Extracted data entries
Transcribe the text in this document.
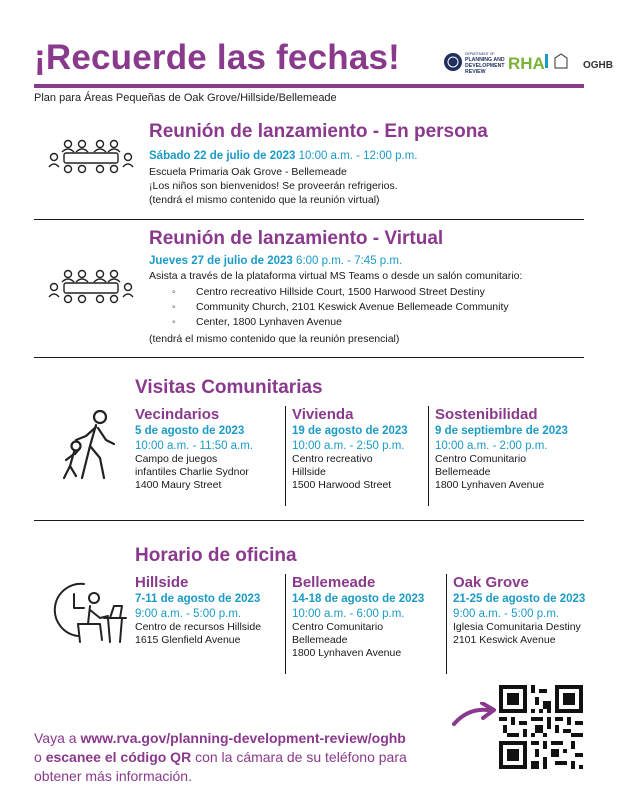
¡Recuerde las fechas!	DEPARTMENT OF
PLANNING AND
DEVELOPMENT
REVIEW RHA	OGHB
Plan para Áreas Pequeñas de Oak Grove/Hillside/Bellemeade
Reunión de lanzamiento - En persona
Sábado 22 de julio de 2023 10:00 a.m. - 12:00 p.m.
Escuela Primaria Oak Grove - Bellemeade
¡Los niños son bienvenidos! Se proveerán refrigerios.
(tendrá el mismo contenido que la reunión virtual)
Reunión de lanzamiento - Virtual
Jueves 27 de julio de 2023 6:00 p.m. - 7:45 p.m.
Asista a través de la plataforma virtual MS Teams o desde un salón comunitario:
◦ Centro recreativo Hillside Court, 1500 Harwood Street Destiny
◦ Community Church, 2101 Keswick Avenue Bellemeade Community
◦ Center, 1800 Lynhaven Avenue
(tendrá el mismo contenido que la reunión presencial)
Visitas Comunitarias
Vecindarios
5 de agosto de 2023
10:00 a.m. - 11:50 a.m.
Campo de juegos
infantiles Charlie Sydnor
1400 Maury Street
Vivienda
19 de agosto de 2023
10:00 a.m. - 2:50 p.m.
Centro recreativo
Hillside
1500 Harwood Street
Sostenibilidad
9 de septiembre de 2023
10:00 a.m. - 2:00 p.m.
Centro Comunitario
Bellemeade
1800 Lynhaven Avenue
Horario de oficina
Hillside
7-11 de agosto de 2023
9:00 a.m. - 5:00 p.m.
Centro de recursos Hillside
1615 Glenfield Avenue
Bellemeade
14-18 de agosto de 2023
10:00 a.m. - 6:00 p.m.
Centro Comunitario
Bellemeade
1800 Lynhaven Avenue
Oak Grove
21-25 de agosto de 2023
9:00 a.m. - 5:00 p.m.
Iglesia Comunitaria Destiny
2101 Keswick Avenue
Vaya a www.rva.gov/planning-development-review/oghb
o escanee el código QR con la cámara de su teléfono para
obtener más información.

• [Exercise goal]
Search the lines above for the string "contenido" and copy each line that has it.

• [Solution]
(tendrá el mismo contenido que la reunión virtual)
(tendrá el mismo contenido que la reunión presencial)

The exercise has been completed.